§ Directions
All the data must come back unchanged, except that pictures are left out.

§ Records for the exercise
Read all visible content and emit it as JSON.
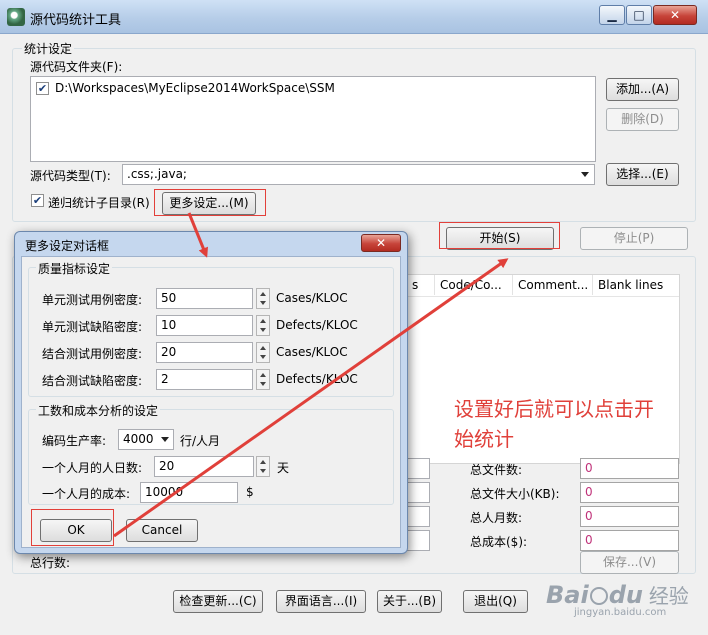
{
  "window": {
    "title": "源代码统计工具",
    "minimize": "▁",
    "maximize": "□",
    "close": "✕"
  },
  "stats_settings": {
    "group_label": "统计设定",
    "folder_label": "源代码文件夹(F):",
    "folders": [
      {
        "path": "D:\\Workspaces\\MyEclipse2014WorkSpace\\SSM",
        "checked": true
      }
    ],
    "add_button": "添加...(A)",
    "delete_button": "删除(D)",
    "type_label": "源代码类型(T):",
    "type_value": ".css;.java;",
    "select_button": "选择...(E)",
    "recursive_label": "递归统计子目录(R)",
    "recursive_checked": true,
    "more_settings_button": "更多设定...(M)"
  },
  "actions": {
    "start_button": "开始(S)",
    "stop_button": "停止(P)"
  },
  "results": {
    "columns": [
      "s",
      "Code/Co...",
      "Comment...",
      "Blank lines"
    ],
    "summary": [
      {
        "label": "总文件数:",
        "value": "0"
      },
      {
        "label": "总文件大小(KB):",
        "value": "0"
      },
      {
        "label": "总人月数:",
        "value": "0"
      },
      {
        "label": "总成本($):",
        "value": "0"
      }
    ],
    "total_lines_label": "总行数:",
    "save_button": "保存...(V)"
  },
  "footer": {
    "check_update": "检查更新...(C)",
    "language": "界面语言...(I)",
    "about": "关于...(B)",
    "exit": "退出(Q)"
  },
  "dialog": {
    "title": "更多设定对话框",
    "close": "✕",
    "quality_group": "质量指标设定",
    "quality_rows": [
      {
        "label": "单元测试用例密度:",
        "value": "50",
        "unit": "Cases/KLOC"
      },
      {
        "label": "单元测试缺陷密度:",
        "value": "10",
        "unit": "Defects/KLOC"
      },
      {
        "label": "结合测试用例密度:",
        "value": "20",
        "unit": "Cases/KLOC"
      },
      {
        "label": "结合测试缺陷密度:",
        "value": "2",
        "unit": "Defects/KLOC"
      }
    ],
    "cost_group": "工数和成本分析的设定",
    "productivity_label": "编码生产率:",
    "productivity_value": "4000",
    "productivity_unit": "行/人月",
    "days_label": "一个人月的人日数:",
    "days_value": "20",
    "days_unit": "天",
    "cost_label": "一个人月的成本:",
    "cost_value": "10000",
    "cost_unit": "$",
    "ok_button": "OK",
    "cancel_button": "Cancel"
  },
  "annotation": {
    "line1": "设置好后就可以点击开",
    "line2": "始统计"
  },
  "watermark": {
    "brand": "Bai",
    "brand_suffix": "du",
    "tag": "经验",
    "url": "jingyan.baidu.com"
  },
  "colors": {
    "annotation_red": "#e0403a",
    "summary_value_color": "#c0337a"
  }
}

§ Complete output
Read all visible content and emit it as JSON.
{
  "window": {
    "title": "源代码统计工具",
    "minimize": "▁",
    "maximize": "□",
    "close": "✕"
  },
  "stats_settings": {
    "group_label": "统计设定",
    "folder_label": "源代码文件夹(F):",
    "folders": [
      {
        "path": "D:\\Workspaces\\MyEclipse2014WorkSpace\\SSM",
        "checked": true
      }
    ],
    "add_button": "添加...(A)",
    "delete_button": "删除(D)",
    "type_label": "源代码类型(T):",
    "type_value": ".css;.java;",
    "select_button": "选择...(E)",
    "recursive_label": "递归统计子目录(R)",
    "recursive_checked": true,
    "more_settings_button": "更多设定...(M)"
  },
  "actions": {
    "start_button": "开始(S)",
    "stop_button": "停止(P)"
  },
  "results": {
    "columns": [
      "s",
      "Code/Co...",
      "Comment...",
      "Blank lines"
    ],
    "summary": [
      {
        "label": "总文件数:",
        "value": "0"
      },
      {
        "label": "总文件大小(KB):",
        "value": "0"
      },
      {
        "label": "总人月数:",
        "value": "0"
      },
      {
        "label": "总成本($):",
        "value": "0"
      }
    ],
    "total_lines_label": "总行数:",
    "save_button": "保存...(V)"
  },
  "footer": {
    "check_update": "检查更新...(C)",
    "language": "界面语言...(I)",
    "about": "关于...(B)",
    "exit": "退出(Q)"
  },
  "dialog": {
    "title": "更多设定对话框",
    "close": "✕",
    "quality_group": "质量指标设定",
    "quality_rows": [
      {
        "label": "单元测试用例密度:",
        "value": "50",
        "unit": "Cases/KLOC"
      },
      {
        "label": "单元测试缺陷密度:",
        "value": "10",
        "unit": "Defects/KLOC"
      },
      {
        "label": "结合测试用例密度:",
        "value": "20",
        "unit": "Cases/KLOC"
      },
      {
        "label": "结合测试缺陷密度:",
        "value": "2",
        "unit": "Defects/KLOC"
      }
    ],
    "cost_group": "工数和成本分析的设定",
    "productivity_label": "编码生产率:",
    "productivity_value": "4000",
    "productivity_unit": "行/人月",
    "days_label": "一个人月的人日数:",
    "days_value": "20",
    "days_unit": "天",
    "cost_label": "一个人月的成本:",
    "cost_value": "10000",
    "cost_unit": "$",
    "ok_button": "OK",
    "cancel_button": "Cancel"
  },
  "annotation": {
    "line1": "设置好后就可以点击开",
    "line2": "始统计"
  },
  "watermark": {
    "brand": "Bai",
    "brand_suffix": "du",
    "tag": "经验",
    "url": "jingyan.baidu.com"
  },
  "colors": {
    "annotation_red": "#e0403a",
    "summary_value_color": "#c0337a"
  }
}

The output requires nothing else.